TASK:
Show only lines that include "Министерства".

DATA EXCERPTS:
━━━━━━━━━━

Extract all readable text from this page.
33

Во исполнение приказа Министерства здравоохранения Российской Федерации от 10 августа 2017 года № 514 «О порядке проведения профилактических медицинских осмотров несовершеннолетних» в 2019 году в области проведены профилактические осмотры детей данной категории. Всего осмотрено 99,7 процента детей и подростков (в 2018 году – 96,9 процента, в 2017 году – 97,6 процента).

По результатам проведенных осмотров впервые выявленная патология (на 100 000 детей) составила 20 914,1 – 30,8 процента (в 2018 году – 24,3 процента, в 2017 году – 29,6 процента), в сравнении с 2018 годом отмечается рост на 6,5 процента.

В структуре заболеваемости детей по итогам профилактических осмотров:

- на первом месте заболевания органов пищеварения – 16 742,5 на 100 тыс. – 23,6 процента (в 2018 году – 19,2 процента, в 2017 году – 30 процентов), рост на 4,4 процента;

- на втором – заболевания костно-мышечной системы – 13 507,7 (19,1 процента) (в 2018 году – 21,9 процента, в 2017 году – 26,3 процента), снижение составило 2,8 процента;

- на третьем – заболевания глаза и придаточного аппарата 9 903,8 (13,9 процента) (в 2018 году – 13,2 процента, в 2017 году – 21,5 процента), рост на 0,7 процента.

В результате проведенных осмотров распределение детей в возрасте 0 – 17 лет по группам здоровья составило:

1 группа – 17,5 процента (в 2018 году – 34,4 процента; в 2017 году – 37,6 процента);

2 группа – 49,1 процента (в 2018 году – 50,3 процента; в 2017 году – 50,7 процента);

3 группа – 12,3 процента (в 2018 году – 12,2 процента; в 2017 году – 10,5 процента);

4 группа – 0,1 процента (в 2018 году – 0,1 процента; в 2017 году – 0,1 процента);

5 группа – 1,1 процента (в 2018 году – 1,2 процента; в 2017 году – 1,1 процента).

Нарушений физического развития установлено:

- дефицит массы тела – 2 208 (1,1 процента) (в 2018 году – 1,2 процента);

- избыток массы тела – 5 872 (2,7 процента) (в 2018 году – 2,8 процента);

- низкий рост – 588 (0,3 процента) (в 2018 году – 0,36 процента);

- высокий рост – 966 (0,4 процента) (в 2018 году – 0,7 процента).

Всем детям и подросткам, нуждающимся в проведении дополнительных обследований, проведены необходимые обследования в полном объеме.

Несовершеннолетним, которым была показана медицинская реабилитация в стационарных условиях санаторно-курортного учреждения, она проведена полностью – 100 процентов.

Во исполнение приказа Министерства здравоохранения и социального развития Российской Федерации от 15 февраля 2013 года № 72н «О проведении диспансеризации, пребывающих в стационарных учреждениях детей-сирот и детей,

━━━━━━━━━━

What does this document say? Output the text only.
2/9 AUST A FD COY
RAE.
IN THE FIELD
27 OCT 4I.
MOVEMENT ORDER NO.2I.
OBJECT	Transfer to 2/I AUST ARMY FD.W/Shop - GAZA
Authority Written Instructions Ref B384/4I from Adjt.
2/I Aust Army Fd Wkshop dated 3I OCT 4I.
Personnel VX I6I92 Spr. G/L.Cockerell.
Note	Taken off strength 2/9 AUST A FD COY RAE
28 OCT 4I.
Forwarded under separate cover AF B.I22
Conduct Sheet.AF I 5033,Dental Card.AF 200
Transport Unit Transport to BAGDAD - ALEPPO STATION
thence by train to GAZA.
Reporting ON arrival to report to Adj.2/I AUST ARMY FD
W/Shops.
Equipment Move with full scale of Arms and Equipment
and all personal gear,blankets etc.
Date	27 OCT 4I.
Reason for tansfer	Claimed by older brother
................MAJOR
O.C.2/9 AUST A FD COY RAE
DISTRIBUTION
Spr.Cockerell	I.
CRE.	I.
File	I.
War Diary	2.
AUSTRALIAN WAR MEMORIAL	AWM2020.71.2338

━━━━━━━━━━

REPLY TO THE EXERCISE:
Во исполнение приказа Министерства здравоохранения Российской Федерации от 10 августа 2017 года № 514 «О порядке проведения профилактических медицинских осмотров несовершеннолетних» в 2019 году в области проведены профилактические осмотры детей данной категории. Всего осмотрено 99,7 процента детей и подростков (в 2018 году – 96,9 процента, в 2017 году – 97,6 процента).
Во исполнение приказа Министерства здравоохранения и социального развития Российской Федерации от 15 февраля 2013 года № 72н «О проведении диспансеризации, пребывающих в стационарных учреждениях детей-сирот и детей,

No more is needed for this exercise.